* **Required task 1**: Do the following statements agree with the passage on raft flipping below? For each one, answer yes or no and quote the deciding words. (a) Raising the edge of the boat requires a large force. (b) Outriggers appear on only one type of boat. (c) When a raft is loaded for a trip, the center should carry the most weight.
* **Required task 2**: From the passage on raft flipping below, copy word for word the part between "On the other" and "this when packing.", inclusive.

* **Quoted passage**:

I tend to think it makes a difference, but think about it, the force that it takes to get the edge of the boat up is pretty great, but then once you are at the point of tipping back and going over, it only takes a small force and your oars are already out of the water. Have spent a lot of time trying to push the limits of flipping with the Creature and have some extra experience here. It is actually hard to get a raft to flip in many situations, even rough water, unless you are stopped or thrown by something much larger than your power to stop it, after you have already screwed your line and are not thinking as well. 

On the other side - there are outriggers on many types of boats. 

If you are loaded for a trip, it is best to put the weight as far right, left, front, back as possible and keep the center lighter for ballast, still need to keep things balanced, but consider this when packing.

* **Provided material**:
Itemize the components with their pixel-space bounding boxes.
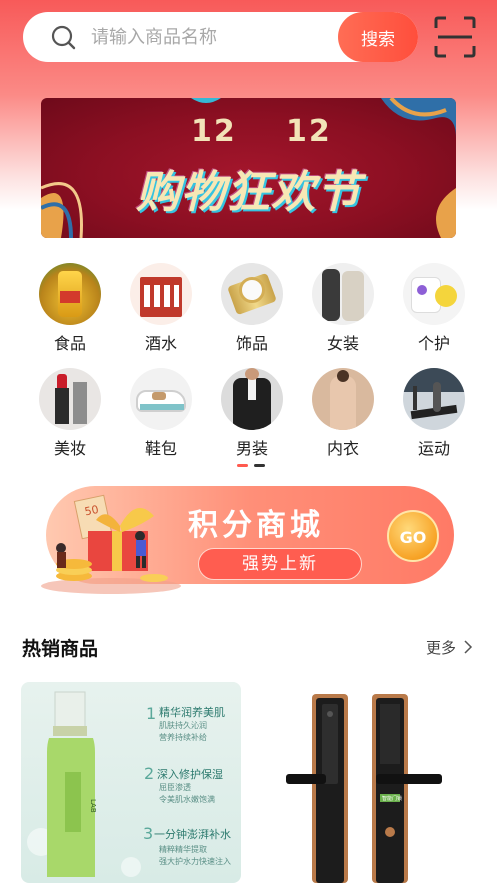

* **Full output 1**:
(a) Yes: "the force that it takes to get the edge of the boat up is pretty great"
(b) No: "there are outriggers on many types of boats."
(c) No: "keep the center lighter for ballast"

* **Full output 2**:
On the other side - there are outriggers on many types of boats. 

If you are loaded for a trip, it is best to put the weight as far right, left, front, back as possible and keep the center lighter for ballast, still need to keep things balanced, but consider this when packing.